**Exercise instructions:**
The entries below should be transcribed in their entirety, exactly as written.

-- Start of Supplied entries --

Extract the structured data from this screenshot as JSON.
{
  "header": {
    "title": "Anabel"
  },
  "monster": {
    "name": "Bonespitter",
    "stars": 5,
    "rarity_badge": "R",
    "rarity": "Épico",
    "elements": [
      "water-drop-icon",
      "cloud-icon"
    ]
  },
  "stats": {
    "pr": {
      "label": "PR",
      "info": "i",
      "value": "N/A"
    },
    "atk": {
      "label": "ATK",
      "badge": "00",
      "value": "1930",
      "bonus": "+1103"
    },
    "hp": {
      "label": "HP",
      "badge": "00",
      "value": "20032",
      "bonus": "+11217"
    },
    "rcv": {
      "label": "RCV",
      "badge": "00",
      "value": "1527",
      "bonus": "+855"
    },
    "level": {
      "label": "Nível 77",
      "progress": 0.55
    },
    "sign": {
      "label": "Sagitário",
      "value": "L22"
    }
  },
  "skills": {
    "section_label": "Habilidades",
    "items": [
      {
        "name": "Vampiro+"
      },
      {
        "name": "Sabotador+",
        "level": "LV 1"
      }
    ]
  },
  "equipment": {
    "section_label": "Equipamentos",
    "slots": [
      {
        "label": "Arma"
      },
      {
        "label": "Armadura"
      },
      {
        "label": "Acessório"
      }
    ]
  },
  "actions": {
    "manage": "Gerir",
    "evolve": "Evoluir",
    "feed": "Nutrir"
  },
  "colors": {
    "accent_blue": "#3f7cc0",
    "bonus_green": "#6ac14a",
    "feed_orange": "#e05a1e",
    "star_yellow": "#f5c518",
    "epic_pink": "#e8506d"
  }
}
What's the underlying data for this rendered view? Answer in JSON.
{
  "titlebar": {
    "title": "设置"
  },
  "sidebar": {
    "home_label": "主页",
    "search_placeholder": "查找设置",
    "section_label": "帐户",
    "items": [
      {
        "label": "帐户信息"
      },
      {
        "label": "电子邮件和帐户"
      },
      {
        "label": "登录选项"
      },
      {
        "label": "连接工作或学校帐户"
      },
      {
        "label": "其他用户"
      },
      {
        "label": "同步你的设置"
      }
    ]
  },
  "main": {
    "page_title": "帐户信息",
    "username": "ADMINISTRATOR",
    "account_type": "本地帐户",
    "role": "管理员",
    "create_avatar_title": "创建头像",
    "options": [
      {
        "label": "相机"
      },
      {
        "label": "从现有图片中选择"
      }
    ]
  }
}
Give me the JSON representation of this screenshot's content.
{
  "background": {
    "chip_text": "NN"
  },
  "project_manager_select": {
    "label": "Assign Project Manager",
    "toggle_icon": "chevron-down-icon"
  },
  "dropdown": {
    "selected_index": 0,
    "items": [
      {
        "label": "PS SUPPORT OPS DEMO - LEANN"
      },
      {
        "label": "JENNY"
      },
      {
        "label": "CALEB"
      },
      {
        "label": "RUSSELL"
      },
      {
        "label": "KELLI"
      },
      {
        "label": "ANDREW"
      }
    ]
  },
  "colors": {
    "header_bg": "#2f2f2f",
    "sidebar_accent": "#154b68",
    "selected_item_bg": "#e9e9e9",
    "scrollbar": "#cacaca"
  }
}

-- End of Supplied entries --

**Complete output:**
Extract the structured data from this screenshot as JSON.
{
  "header": {
    "title": "Anabel"
  },
  "monster": {
    "name": "Bonespitter",
    "stars": 5,
    "rarity_badge": "R",
    "rarity": "Épico",
    "elements": [
      "water-drop-icon",
      "cloud-icon"
    ]
  },
  "stats": {
    "pr": {
      "label": "PR",
      "info": "i",
      "value": "N/A"
    },
    "atk": {
      "label": "ATK",
      "badge": "00",
      "value": "1930",
      "bonus": "+1103"
    },
    "hp": {
      "label": "HP",
      "badge": "00",
      "value": "20032",
      "bonus": "+11217"
    },
    "rcv": {
      "label": "RCV",
      "badge": "00",
      "value": "1527",
      "bonus": "+855"
    },
    "level": {
      "label": "Nível 77",
      "progress": 0.55
    },
    "sign": {
      "label": "Sagitário",
      "value": "L22"
    }
  },
  "skills": {
    "section_label": "Habilidades",
    "items": [
      {
        "name": "Vampiro+"
      },
      {
        "name": "Sabotador+",
        "level": "LV 1"
      }
    ]
  },
  "equipment": {
    "section_label": "Equipamentos",
    "slots": [
      {
        "label": "Arma"
      },
      {
        "label": "Armadura"
      },
      {
        "label": "Acessório"
      }
    ]
  },
  "actions": {
    "manage": "Gerir",
    "evolve": "Evoluir",
    "feed": "Nutrir"
  },
  "colors": {
    "accent_blue": "#3f7cc0",
    "bonus_green": "#6ac14a",
    "feed_orange": "#e05a1e",
    "star_yellow": "#f5c518",
    "epic_pink": "#e8506d"
  }
}
What's the underlying data for this rendered view? Answer in JSON.
{
  "titlebar": {
    "title": "设置"
  },
  "sidebar": {
    "home_label": "主页",
    "search_placeholder": "查找设置",
    "section_label": "帐户",
    "items": [
      {
        "label": "帐户信息"
      },
      {
        "label": "电子邮件和帐户"
      },
      {
        "label": "登录选项"
      },
      {
        "label": "连接工作或学校帐户"
      },
      {
        "label": "其他用户"
      },
      {
        "label": "同步你的设置"
      }
    ]
  },
  "main": {
    "page_title": "帐户信息",
    "username": "ADMINISTRATOR",
    "account_type": "本地帐户",
    "role": "管理员",
    "create_avatar_title": "创建头像",
    "options": [
      {
        "label": "相机"
      },
      {
        "label": "从现有图片中选择"
      }
    ]
  }
}
Give me the JSON representation of this screenshot's content.
{
  "background": {
    "chip_text": "NN"
  },
  "project_manager_select": {
    "label": "Assign Project Manager",
    "toggle_icon": "chevron-down-icon"
  },
  "dropdown": {
    "selected_index": 0,
    "items": [
      {
        "label": "PS SUPPORT OPS DEMO - LEANN"
      },
      {
        "label": "JENNY"
      },
      {
        "label": "CALEB"
      },
      {
        "label": "RUSSELL"
      },
      {
        "label": "KELLI"
      },
      {
        "label": "ANDREW"
      }
    ]
  },
  "colors": {
    "header_bg": "#2f2f2f",
    "sidebar_accent": "#154b68",
    "selected_item_bg": "#e9e9e9",
    "scrollbar": "#cacaca"
  }
}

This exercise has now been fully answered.